** Start Text shown **

Turner and Wirth answered questions about climate change and the promise of alternative energy posed to them by moderator Matthew Simmons, an expert on peak oil and chairman and founder of the energy investment bank, Simmons & Co.

Turner, who founded CNN and was also the former vice chairman of Time Warner, Inc., said he has been an environmentalist since the 1970s and first became aware of global warming in the early 1980s. He believes climate change is going to be the largest challenge humanity has ever faced. Virtually every kind of alternative energy- including solar, wind, wave, and biofuels, he said, would need to be utilized to help limit our effects on the climate. Turner has severe reservations about coal, saying he’d prefer to see nuclear plants built before any more coal plants are constructed. He does support efforts to make coal a cleaner energy through gasification and sequestration of the CO2 emissions.

Adding to the discussion, Simmons pointed out that energy conservation and efficiency represent the quickest, most affordable and cleanest forms of energy. Turner agreed saying there are technologies available today, like hybrid cars (Turner himself has owned a Prius for five years) and compact fluorescent light bulbs that can drastically cut energy use.

Houston is taking steps toward energy conservation. Last month, in his State of the City Address, Mayor White challenged area business leaders to reduce the city’s power and fuel use by five percent over the next five years.

Efficiency Texas, a broad based coalition of electricity consumers, recently announced that if Texas invested $3 billion over the next decade to increase efficiency (four times what it spends currently), the state could avoid spending as much as $12 billion for new power plants, electricity infrastructure and fuel during that same time. It would also mean that 50,000 metric tons less of nitrogen oxide, 125,000 metric tons less of sulfur dioxide and 57 million metric tons less of CO2 (the equivalent of removing 1.1 million vehicles from Texas roads over a decade) would be emitted into the atmosphere.

“There’s so much we can do just with conservation alone, that we don’t need to build any plants for the foreseeable future while we’re getting this clean, alternative, locally produced energy,” remarked Turner.

** End Text shown **

### Problems to work on
1/ Reproduce the stretch of the climate and energy text from "Adding to the" through "next five years.".
2/ Which kinds of alternative energy does Turner name in the climate and energy text?

** Start Stored rows **

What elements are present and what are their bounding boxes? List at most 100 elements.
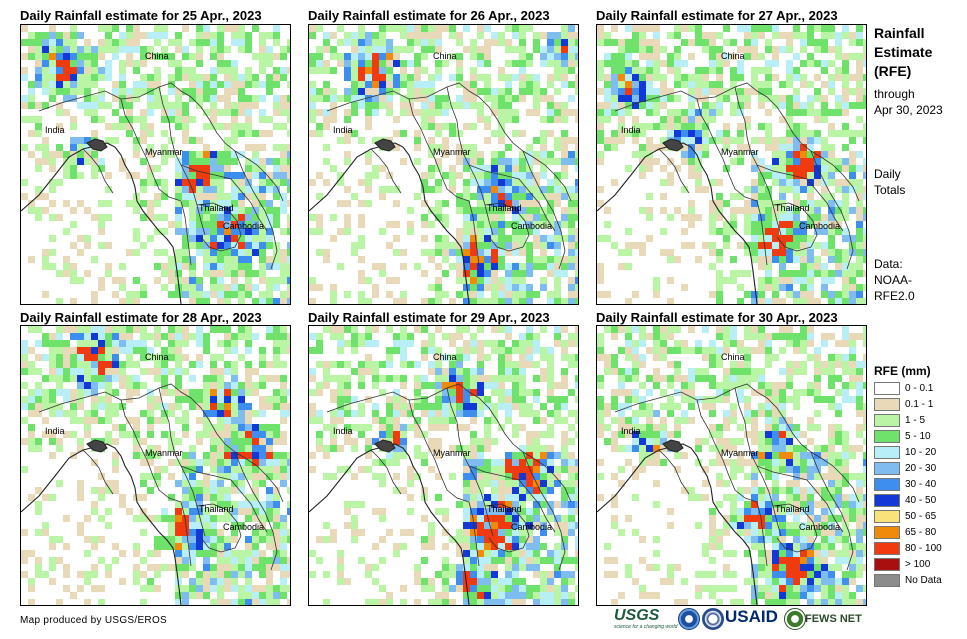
rainfall-cell <box>554 480 561 487</box>
rainfall-cell <box>273 459 280 466</box>
rainfall-cell <box>793 95 800 102</box>
country-border <box>468 164 556 232</box>
rainfall-cell <box>716 361 723 368</box>
rainfall-cell <box>547 263 554 270</box>
rainfall-cell <box>597 158 604 165</box>
rainfall-cell <box>287 340 290 347</box>
rainfall-cell <box>821 228 828 235</box>
rainfall-cell <box>210 270 217 277</box>
rainfall-cell <box>231 375 238 382</box>
rainfall-cell <box>231 571 238 578</box>
rainfall-cell <box>526 109 533 116</box>
rainfall-cell <box>161 508 168 515</box>
rainfall-cell <box>477 74 484 81</box>
rainfall-cell <box>849 298 856 304</box>
rainfall-cell <box>484 515 491 522</box>
coastline <box>597 142 758 304</box>
rainfall-cell <box>828 200 835 207</box>
rainfall-cell <box>575 550 578 557</box>
rainfall-cell <box>414 571 421 578</box>
rainfall-cell <box>252 543 259 550</box>
rainfall-cell <box>231 256 238 263</box>
rainfall-cell <box>716 60 723 67</box>
rainfall-cell <box>611 242 618 249</box>
rainfall-cell <box>695 214 702 221</box>
rainfall-cell <box>554 53 561 60</box>
rainfall-cell <box>484 116 491 123</box>
rainfall-cell <box>856 95 863 102</box>
rainfall-cell <box>519 536 526 543</box>
rainfall-cell <box>84 53 91 60</box>
rainfall-cell <box>618 375 625 382</box>
rainfall-cell <box>259 95 266 102</box>
rainfall-cell <box>849 277 856 284</box>
rainfall-cell <box>203 235 210 242</box>
rainfall-cell <box>182 172 189 179</box>
rainfall-cell <box>625 375 632 382</box>
rainfall-cell <box>737 207 744 214</box>
rainfall-cell <box>632 368 639 375</box>
rainfall-cell <box>842 25 849 32</box>
rainfall-cell <box>421 235 428 242</box>
rainfall-cell <box>526 508 533 515</box>
rainfall-cell <box>674 256 681 263</box>
rainfall-cell <box>273 221 280 228</box>
rainfall-cell <box>835 270 842 277</box>
rainfall-cell <box>765 88 772 95</box>
rainfall-cell <box>77 480 84 487</box>
rainfall-cell <box>772 32 779 39</box>
rainfall-cell <box>365 32 372 39</box>
rainfall-cell <box>800 326 807 333</box>
rainfall-cell <box>414 445 421 452</box>
rainfall-cell <box>252 102 259 109</box>
rainfall-cell <box>365 95 372 102</box>
rainfall-cell <box>70 74 77 81</box>
rainfall-cell <box>435 494 442 501</box>
rainfall-cell <box>737 361 744 368</box>
rainfall-cell <box>751 228 758 235</box>
rainfall-cell <box>70 172 77 179</box>
rainfall-cell <box>498 382 505 389</box>
rainfall-cell <box>105 396 112 403</box>
rainfall-cell <box>358 221 365 228</box>
rainfall-cell <box>442 529 449 536</box>
rainfall-cell <box>435 368 442 375</box>
rainfall-cell <box>70 137 77 144</box>
rainfall-cell <box>653 354 660 361</box>
rainfall-cell <box>765 81 772 88</box>
rainfall-cell <box>618 389 625 396</box>
rainfall-cell <box>421 452 428 459</box>
rainfall-cell <box>407 109 414 116</box>
rainfall-cell <box>470 291 477 298</box>
rainfall-cell <box>828 221 835 228</box>
rainfall-cell <box>63 109 70 116</box>
rainfall-cell <box>428 165 435 172</box>
rainfall-cell <box>688 158 695 165</box>
rainfall-cell <box>632 32 639 39</box>
rainfall-cell <box>428 284 435 291</box>
rainfall-cell <box>519 193 526 200</box>
rainfall-cell <box>21 347 28 354</box>
rainfall-cell <box>21 102 28 109</box>
rainfall-cell <box>161 95 168 102</box>
rainfall-cell <box>765 137 772 144</box>
rainfall-cell <box>625 81 632 88</box>
rainfall-cell <box>730 270 737 277</box>
rainfall-cell <box>161 270 168 277</box>
rainfall-cell <box>414 137 421 144</box>
rainfall-cell <box>154 550 161 557</box>
rainfall-cell <box>561 81 568 88</box>
rainfall-cell <box>709 32 716 39</box>
rainfall-cell <box>400 25 407 32</box>
rainfall-cell <box>21 340 28 347</box>
rainfall-cell <box>316 410 323 417</box>
rainfall-cell <box>309 95 316 102</box>
rainfall-cell <box>842 200 849 207</box>
rainfall-cell <box>238 193 245 200</box>
rainfall-cell <box>77 200 84 207</box>
rainfall-cell <box>273 214 280 221</box>
rainfall-cell <box>765 172 772 179</box>
rainfall-cell <box>604 88 611 95</box>
rainfall-cell <box>793 179 800 186</box>
rainfall-cell <box>737 130 744 137</box>
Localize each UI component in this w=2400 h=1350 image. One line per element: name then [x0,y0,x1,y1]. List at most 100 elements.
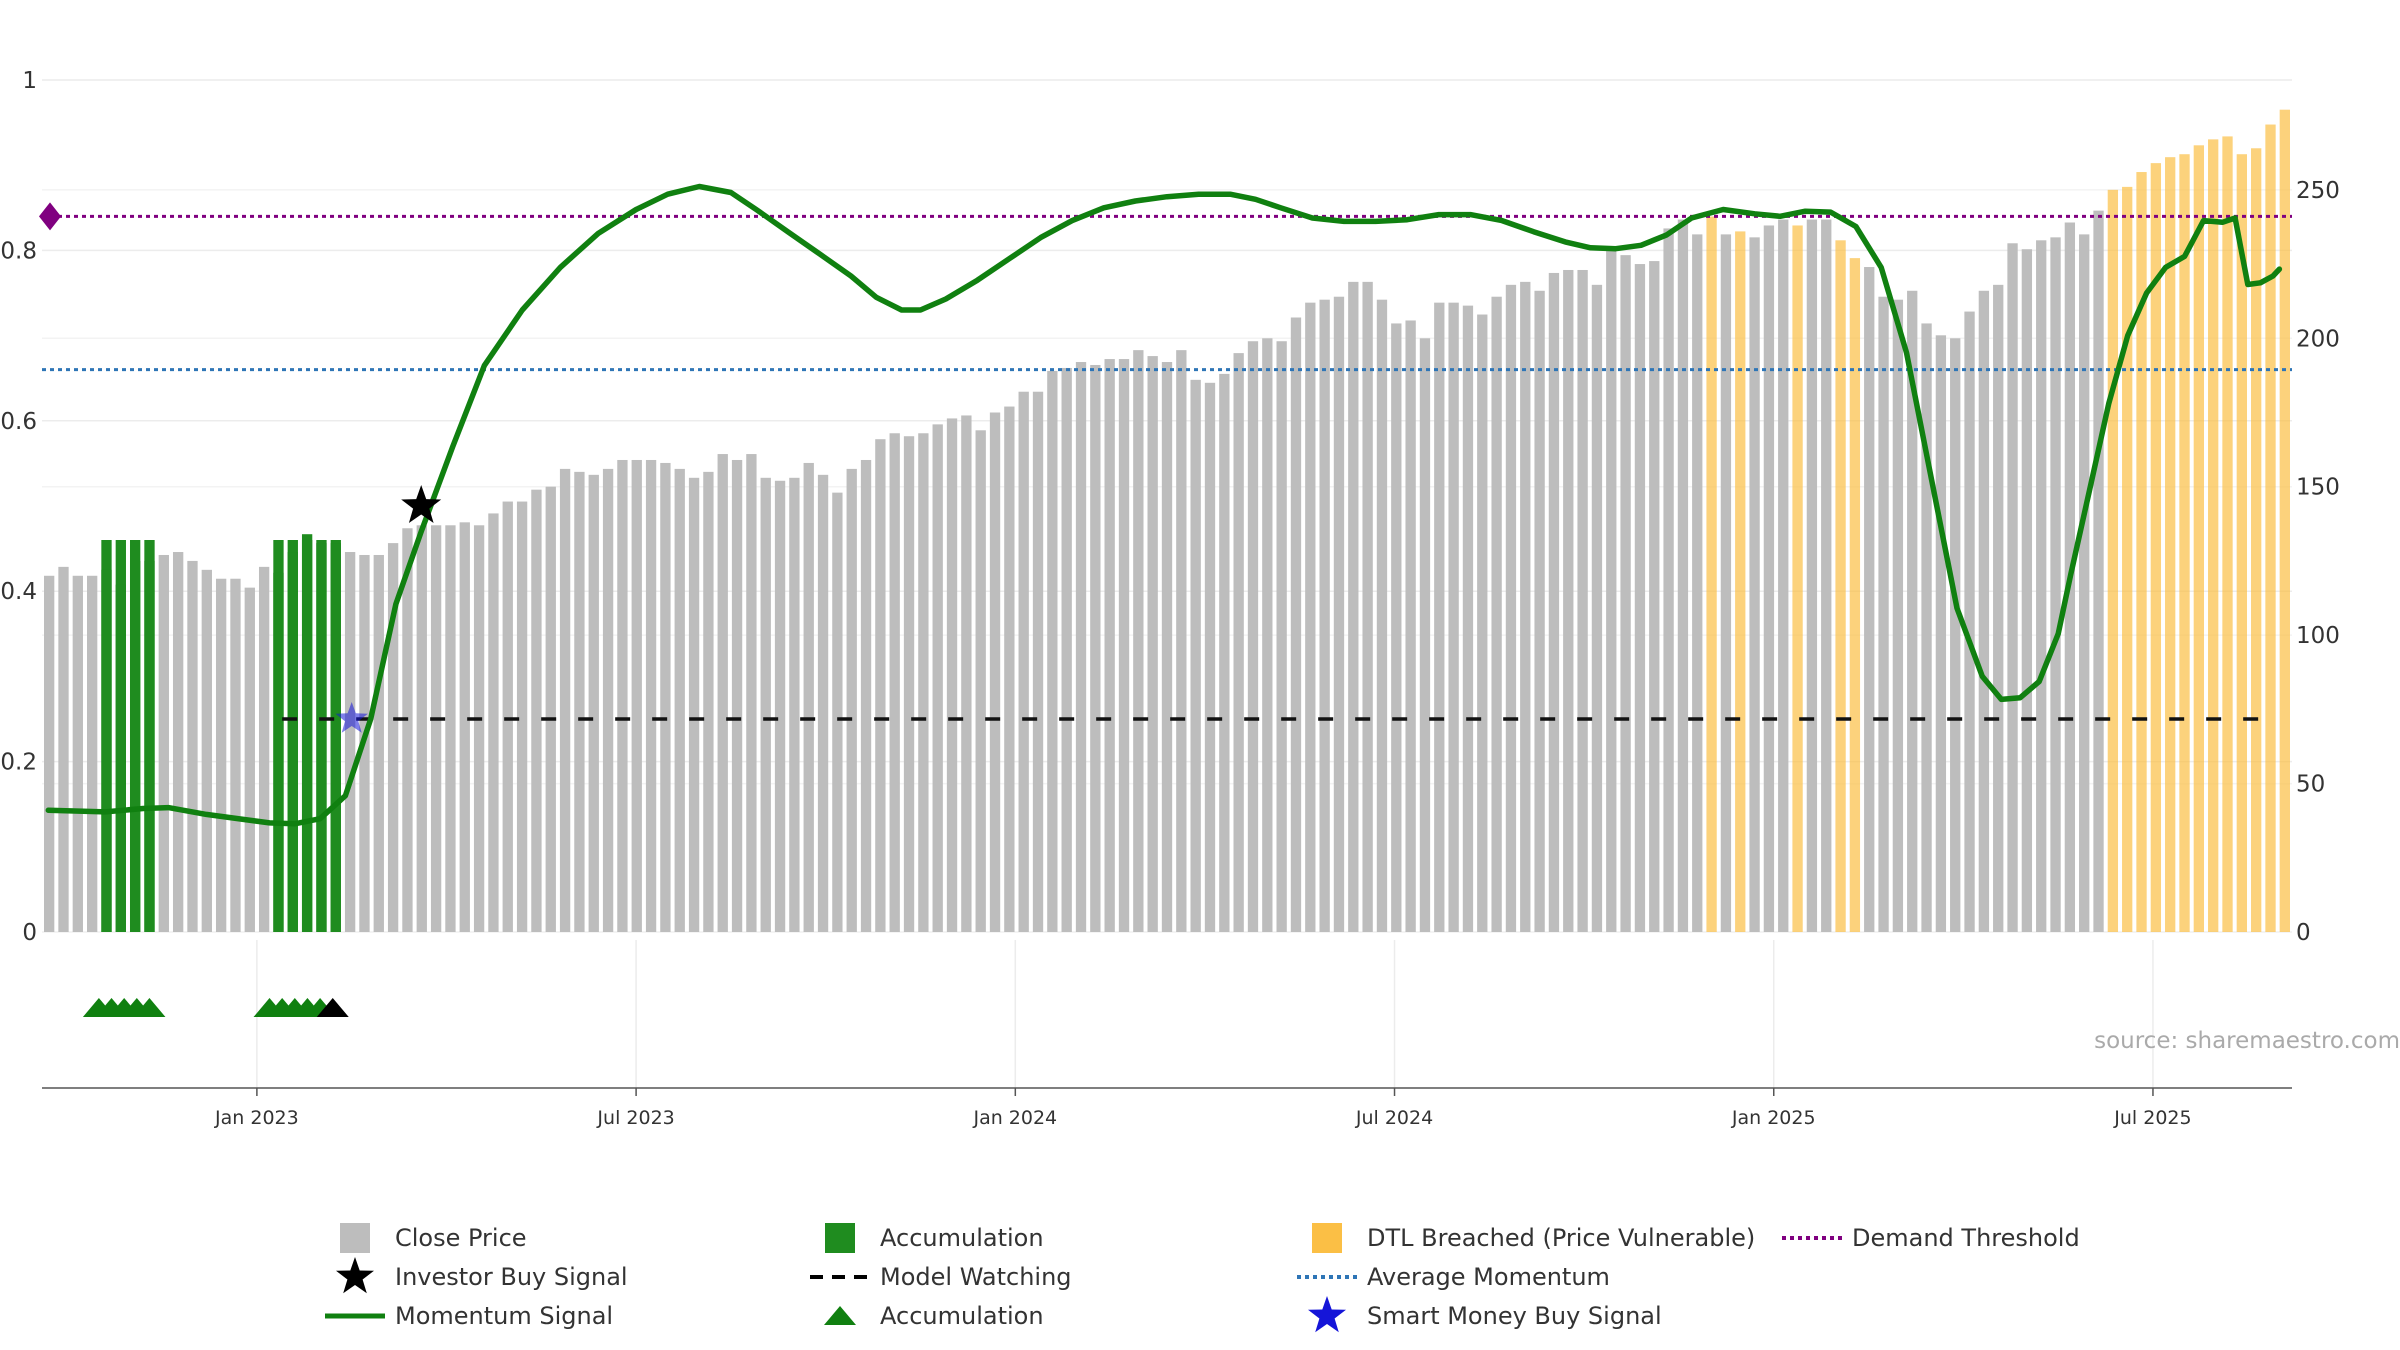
price-bar [1204,382,1216,932]
price-bar [903,436,915,932]
dtl-breached-bar [2251,148,2262,932]
price-bar [1290,317,1302,932]
price-bar [1333,296,1345,932]
price-bar [1075,362,1087,933]
right-tick-label: 0 [2296,920,2311,946]
axes: 0 0.2 0.4 0.6 0.8 1 0 50 100 150 200 250 Jan 2023 Jul… [0,68,2339,1129]
legend-star-icon [336,1257,374,1294]
dtl-breached-bar [1849,258,1861,932]
price-bar [1620,255,1631,932]
momentum-line [45,183,2283,827]
price-bar [1262,338,1273,932]
price-bar [1921,323,1932,932]
legend-label: Average Momentum [1367,1263,1610,1291]
price-bar [1161,362,1173,933]
price-bar [1692,234,1703,933]
price-bar [1964,311,1975,932]
price-bar [1362,281,1373,933]
price-bar [1649,261,1660,932]
legend-item: Accumulation [825,1223,1044,1253]
price-bar [1104,359,1115,933]
price-bar [1147,356,1158,932]
dtl-breached-bar [1835,240,1846,932]
price-bar [817,474,829,932]
price-bar [774,480,786,932]
legend-label: Accumulation [880,1224,1044,1252]
legend-star-icon [1308,1296,1346,1333]
legend-triangle-icon [824,1306,856,1325]
price-bar [430,525,442,932]
smart-money-buy-star [335,702,368,733]
price-bar [1233,353,1244,932]
source-note: source: sharemaestro.com [2094,1028,2400,1054]
price-bar [2007,243,2018,932]
x-tick-label: Jul 2024 [1355,1107,1433,1129]
dtl-breached-bar [2236,154,2247,932]
dtl-breached-bar [1735,231,1746,932]
accumulation-bar [330,543,341,932]
price-bar [1749,237,1760,932]
right-tick-label: 250 [2296,178,2340,204]
price-bar [688,477,700,932]
price-bar [645,459,657,932]
price-bar [1821,219,1832,933]
accumulation-bar [129,560,141,932]
price-bar [1047,370,1058,932]
left-tick-label: 0.4 [0,579,37,605]
accumulation-bar [287,552,298,932]
legend-label: Close Price [395,1224,527,1252]
left-tick-label: 0 [22,920,37,946]
legend-item: Average Momentum [1297,1263,1610,1291]
demand-threshold-marker [39,202,61,231]
price-bar [1935,335,1947,933]
accumulation-bar [273,572,284,932]
price-bar [2079,234,2090,933]
legend-label: Smart Money Buy Signal [1367,1302,1662,1330]
price-bar [1176,350,1187,932]
legend-square-icon [340,1223,370,1253]
dtl-breached-bar [2122,186,2133,932]
price-bar [72,575,83,932]
price-bar [1950,338,1961,932]
price-bar [1892,299,1904,932]
legend-item: Demand Threshold [1782,1224,2080,1252]
price-bar [344,552,356,932]
price-bar [703,471,714,932]
price-bar [187,560,198,932]
legend-label: DTL Breached (Price Vulnerable) [1367,1224,1755,1252]
price-bar [946,418,958,933]
price-bar [473,525,485,932]
price-bar [1477,314,1488,932]
price-bar [1405,320,1416,932]
legend-label: Model Watching [880,1263,1072,1291]
price-bar [459,522,470,932]
dtl-breached-bar [2208,139,2219,933]
price-bar [531,489,542,932]
price-bar [1577,269,1588,932]
x-tick-label: Jul 2025 [2113,1107,2191,1129]
price-bar [1677,219,1689,933]
price-bar [1090,364,1101,933]
reference-lines [39,202,2292,721]
price-bar [1018,391,1029,933]
price-bar [1720,234,1732,933]
legend-item: Model Watching [810,1263,1072,1291]
price-bar [588,474,599,932]
price-bar [488,513,499,932]
legend-label: Investor Buy Signal [395,1263,628,1291]
price-bar [918,433,929,932]
price-bar [545,486,556,932]
price-bar [1118,359,1130,933]
price-bar [559,468,571,932]
price-bar [1032,391,1044,933]
price-bar [87,575,98,932]
price-bar [989,412,1001,932]
price-bar [1247,341,1259,932]
model-watching-triangle [316,998,349,1017]
price-bar [1778,219,1789,933]
price-bar [2021,249,2033,933]
price-bar [1133,350,1144,932]
price-bar [2093,210,2104,932]
price-bar [1806,219,1818,933]
price-bar [574,471,585,932]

** End Stored rows **

### Task answers
1/
Adding to the discussion, Simmons pointed out that energy conservation and efficiency represent the quickest, most affordable and cleanest forms of energy. Turner agreed saying there are technologies available today, like hybrid cars (Turner himself has owned a Prius for five years) and compact fluorescent light bulbs that can drastically cut energy use.

Houston is taking steps toward energy conservation. Last month, in his State of the City Address, Mayor White challenged area business leaders to reduce the city’s power and fuel use by five percent over the next five years.

2/ Solar, wind, wave, and biofuels.